#### [EXERCISE]
Please reproduce the listing below word for word, starting from its first line and stopping after the line that contains "- label: [784, 635, 964, 684]".

#### [RECORDED DATA]
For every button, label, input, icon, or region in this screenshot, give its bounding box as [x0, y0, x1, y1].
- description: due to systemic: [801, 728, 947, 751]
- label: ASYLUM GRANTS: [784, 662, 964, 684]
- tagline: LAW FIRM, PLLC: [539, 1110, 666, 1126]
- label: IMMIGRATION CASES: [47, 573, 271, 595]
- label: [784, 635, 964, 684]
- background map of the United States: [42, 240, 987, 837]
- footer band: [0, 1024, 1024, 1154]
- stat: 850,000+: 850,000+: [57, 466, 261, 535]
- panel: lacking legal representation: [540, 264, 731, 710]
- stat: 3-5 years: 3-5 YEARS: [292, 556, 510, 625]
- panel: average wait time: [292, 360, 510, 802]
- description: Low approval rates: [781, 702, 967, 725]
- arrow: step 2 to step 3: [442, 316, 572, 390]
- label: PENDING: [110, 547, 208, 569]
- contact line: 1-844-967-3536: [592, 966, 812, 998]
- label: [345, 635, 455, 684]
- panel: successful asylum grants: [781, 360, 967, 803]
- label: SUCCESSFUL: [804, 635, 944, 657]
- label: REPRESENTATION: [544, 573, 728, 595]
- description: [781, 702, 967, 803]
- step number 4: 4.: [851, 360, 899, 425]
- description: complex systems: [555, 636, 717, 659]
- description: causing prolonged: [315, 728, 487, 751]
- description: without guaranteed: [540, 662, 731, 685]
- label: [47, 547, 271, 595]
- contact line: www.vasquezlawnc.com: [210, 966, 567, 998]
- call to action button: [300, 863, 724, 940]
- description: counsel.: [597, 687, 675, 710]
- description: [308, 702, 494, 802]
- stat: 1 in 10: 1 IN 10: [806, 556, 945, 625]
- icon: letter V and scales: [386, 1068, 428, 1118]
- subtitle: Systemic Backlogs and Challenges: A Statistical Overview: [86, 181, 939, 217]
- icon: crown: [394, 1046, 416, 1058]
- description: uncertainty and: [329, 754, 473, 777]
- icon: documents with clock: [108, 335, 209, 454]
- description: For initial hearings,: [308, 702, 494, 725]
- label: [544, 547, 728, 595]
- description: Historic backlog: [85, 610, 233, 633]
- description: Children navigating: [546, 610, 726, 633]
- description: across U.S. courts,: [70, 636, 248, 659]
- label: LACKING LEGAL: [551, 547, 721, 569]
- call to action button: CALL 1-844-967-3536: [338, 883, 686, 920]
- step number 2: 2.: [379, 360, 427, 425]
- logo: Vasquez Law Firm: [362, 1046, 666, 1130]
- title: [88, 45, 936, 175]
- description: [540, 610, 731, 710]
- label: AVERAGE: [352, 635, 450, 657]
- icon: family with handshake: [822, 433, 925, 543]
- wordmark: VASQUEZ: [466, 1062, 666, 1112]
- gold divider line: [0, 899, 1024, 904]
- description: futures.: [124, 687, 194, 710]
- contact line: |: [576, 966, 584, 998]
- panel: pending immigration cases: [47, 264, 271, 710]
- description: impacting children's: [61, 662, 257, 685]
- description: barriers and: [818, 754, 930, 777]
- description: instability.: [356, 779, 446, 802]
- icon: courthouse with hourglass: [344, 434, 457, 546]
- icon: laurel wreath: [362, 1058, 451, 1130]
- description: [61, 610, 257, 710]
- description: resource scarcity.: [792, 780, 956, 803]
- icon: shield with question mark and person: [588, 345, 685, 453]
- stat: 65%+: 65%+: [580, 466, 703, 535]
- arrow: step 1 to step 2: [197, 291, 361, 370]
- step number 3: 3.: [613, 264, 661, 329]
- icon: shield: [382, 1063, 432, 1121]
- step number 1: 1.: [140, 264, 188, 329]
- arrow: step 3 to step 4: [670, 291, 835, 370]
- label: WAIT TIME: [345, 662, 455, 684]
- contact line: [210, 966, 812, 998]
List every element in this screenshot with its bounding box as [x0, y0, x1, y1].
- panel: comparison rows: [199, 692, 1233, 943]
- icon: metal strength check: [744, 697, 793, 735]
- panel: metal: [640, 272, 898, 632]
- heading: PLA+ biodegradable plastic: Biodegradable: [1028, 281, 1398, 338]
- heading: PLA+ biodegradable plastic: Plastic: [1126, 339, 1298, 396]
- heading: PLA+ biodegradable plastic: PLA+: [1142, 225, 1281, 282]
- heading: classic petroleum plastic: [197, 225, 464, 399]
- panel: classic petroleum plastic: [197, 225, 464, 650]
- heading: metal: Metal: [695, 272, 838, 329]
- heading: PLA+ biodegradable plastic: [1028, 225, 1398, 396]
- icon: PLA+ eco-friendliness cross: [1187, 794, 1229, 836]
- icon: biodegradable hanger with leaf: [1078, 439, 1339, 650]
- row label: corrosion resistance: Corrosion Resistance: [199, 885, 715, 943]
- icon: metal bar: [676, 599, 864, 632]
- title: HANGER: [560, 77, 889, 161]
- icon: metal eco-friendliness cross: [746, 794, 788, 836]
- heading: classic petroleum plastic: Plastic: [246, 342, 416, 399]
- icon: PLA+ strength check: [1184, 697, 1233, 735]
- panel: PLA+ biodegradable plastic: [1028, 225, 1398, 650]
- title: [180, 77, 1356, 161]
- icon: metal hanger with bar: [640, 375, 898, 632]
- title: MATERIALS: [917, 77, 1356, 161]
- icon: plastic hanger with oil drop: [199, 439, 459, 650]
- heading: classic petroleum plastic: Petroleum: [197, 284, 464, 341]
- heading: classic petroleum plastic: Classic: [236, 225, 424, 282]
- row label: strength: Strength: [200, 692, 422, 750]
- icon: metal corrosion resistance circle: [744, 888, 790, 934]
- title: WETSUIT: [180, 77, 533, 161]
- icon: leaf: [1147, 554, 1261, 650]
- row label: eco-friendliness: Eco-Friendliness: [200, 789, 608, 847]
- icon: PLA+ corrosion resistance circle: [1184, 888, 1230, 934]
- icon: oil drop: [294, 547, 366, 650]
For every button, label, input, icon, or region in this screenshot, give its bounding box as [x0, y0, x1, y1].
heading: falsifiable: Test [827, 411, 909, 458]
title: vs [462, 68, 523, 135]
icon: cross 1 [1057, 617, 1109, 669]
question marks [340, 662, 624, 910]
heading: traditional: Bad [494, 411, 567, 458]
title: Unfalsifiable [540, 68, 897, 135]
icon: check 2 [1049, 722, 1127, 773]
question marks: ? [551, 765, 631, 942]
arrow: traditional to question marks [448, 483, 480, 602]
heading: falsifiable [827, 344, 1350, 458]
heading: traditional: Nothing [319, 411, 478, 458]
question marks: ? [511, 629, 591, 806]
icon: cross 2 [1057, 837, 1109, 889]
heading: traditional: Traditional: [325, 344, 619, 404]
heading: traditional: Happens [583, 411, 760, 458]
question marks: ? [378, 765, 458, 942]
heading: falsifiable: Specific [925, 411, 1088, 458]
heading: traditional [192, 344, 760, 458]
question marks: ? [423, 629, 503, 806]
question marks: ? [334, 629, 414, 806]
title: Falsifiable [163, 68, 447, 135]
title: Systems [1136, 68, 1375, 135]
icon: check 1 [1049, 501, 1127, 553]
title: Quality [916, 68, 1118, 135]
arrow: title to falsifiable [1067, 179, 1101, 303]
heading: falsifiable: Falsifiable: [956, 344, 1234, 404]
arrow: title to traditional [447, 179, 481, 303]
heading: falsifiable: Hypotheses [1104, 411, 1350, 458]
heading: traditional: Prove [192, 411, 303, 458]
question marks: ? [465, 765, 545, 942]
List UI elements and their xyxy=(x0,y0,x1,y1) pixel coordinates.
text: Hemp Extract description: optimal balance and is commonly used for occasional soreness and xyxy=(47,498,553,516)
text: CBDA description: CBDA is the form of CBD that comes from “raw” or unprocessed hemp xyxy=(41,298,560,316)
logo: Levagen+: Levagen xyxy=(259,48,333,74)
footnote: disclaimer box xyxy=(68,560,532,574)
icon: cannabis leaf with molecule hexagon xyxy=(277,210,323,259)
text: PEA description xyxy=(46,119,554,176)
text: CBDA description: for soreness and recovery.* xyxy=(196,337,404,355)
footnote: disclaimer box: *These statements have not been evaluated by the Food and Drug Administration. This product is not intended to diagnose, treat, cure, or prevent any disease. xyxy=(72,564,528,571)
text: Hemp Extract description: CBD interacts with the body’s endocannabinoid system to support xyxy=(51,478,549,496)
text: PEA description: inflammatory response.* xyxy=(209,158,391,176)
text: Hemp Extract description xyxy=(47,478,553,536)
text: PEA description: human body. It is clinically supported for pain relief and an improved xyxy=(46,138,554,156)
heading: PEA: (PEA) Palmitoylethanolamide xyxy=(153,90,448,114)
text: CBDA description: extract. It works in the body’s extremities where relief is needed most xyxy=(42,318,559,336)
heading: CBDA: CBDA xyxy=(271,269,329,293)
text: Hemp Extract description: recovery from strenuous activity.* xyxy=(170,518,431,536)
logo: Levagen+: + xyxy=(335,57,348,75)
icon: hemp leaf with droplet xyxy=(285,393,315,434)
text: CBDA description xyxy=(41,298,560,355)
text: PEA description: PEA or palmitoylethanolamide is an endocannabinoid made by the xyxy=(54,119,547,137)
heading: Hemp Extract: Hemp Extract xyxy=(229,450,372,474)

#### [RESULT FOR THIS TASK]
For every button, label, input, icon, or region in this screenshot, give its bounding box as [x0, y0, x1, y1].
- description: due to systemic: [801, 728, 947, 751]
- label: ASYLUM GRANTS: [784, 662, 964, 684]
- tagline: LAW FIRM, PLLC: [539, 1110, 666, 1126]
- label: IMMIGRATION CASES: [47, 573, 271, 595]
- label: [784, 635, 964, 684]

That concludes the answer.